_Given exercise_
Identify every line in the records below that contains the word "قتادة", and copy each of those lines.

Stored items
+ + + + + + +
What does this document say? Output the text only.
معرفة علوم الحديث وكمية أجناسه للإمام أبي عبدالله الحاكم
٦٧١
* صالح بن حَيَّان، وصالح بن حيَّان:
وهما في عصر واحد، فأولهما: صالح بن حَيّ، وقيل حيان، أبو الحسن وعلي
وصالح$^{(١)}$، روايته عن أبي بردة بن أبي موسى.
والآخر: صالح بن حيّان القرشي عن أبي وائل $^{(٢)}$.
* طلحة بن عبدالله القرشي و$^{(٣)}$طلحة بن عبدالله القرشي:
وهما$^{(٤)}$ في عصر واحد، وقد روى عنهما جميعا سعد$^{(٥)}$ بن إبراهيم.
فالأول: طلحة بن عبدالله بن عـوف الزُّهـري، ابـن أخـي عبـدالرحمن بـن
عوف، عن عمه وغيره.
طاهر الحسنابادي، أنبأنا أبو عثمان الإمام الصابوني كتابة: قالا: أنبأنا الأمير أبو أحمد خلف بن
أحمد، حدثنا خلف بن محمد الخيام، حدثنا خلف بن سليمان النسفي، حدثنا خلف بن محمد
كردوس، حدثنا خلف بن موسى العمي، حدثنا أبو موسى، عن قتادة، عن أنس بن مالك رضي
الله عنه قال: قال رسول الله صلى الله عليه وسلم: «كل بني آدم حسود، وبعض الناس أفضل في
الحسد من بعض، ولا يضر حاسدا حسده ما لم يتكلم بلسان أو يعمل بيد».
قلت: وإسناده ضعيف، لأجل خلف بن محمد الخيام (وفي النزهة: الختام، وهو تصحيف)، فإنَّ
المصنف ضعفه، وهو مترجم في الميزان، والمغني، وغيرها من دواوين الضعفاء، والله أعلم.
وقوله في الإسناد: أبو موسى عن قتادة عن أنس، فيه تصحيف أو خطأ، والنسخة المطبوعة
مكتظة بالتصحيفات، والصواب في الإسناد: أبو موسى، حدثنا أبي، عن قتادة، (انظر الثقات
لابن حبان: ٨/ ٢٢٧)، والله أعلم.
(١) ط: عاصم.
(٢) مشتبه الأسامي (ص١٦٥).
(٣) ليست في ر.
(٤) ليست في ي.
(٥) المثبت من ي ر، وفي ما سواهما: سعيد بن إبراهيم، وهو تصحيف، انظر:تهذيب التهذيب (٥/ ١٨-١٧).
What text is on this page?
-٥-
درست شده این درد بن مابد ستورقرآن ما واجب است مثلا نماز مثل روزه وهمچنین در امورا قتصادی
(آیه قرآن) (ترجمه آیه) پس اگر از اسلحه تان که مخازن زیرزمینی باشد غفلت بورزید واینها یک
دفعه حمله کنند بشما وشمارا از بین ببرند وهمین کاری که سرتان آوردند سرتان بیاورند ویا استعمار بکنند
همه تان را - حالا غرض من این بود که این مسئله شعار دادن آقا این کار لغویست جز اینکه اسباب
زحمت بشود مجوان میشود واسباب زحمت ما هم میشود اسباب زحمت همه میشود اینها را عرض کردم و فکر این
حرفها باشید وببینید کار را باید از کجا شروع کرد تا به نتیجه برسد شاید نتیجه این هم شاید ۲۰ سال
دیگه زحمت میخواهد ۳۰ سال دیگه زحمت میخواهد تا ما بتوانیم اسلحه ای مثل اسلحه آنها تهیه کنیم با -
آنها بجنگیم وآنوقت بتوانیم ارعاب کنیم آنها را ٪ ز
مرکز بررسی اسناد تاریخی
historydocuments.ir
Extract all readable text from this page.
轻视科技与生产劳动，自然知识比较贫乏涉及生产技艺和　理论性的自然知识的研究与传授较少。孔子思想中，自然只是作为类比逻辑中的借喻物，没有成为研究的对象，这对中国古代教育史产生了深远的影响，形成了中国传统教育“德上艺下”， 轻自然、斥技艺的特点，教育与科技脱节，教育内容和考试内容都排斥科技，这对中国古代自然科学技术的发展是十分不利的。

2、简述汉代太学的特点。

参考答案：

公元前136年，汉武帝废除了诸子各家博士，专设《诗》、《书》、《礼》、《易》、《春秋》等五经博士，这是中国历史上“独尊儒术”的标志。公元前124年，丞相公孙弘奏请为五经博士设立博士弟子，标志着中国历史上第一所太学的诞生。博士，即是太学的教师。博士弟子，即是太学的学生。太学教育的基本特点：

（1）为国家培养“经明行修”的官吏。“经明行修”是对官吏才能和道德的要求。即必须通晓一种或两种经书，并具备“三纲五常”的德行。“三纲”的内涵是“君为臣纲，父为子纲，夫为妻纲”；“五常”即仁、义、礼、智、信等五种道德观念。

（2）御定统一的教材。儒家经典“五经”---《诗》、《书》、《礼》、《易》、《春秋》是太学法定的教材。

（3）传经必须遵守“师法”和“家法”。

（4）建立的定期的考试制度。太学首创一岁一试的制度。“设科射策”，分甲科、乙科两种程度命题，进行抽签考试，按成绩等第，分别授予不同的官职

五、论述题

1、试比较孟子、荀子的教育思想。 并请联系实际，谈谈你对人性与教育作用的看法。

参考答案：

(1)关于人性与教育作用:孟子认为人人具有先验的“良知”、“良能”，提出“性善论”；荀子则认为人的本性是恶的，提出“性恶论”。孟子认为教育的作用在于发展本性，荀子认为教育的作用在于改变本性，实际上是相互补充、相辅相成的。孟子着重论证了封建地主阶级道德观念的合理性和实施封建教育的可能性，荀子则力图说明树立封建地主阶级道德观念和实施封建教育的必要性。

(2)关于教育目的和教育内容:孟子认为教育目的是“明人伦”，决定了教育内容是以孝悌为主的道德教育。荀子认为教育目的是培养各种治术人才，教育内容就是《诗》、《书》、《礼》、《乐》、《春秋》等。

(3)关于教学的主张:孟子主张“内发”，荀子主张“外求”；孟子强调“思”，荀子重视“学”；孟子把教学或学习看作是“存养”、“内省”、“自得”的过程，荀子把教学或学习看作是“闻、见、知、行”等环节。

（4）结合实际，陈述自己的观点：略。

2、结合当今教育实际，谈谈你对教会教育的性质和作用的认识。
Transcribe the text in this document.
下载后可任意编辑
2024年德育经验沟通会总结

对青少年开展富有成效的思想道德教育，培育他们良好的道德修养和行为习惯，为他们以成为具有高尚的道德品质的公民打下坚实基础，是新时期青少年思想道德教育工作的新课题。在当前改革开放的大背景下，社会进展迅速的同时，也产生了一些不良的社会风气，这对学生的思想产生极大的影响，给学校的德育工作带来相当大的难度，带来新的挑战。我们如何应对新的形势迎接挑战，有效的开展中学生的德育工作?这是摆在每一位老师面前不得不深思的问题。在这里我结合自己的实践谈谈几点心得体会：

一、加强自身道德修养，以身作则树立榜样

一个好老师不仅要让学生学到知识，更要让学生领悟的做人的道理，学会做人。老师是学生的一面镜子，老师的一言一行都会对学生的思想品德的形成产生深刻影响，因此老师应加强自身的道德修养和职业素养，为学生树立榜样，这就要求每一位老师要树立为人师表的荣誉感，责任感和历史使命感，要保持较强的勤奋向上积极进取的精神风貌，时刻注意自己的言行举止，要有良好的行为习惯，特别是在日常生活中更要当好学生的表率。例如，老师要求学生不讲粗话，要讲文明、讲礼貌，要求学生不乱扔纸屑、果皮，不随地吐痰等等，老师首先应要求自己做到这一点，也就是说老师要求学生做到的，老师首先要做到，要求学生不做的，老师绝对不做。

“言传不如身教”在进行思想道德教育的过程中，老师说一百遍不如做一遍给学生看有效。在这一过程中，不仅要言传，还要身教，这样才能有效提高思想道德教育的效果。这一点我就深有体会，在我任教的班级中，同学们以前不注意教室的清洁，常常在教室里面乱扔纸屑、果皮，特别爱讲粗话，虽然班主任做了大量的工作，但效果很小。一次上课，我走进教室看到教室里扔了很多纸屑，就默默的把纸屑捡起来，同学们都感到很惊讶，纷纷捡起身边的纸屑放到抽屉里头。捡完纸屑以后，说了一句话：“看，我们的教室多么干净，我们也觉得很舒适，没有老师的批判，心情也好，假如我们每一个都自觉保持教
+ + + + + + +
_Complete output_
كردوس، حدثنا خلف بن موسى العمي، حدثنا أبو موسى، عن قتادة، عن أنس بن مالك رضي
وقوله في الإسناد: أبو موسى عن قتادة عن أنس، فيه تصحيف أو خطأ، والنسخة المطبوعة
مكتظة بالتصحيفات، والصواب في الإسناد: أبو موسى، حدثنا أبي، عن قتادة، (انظر الثقات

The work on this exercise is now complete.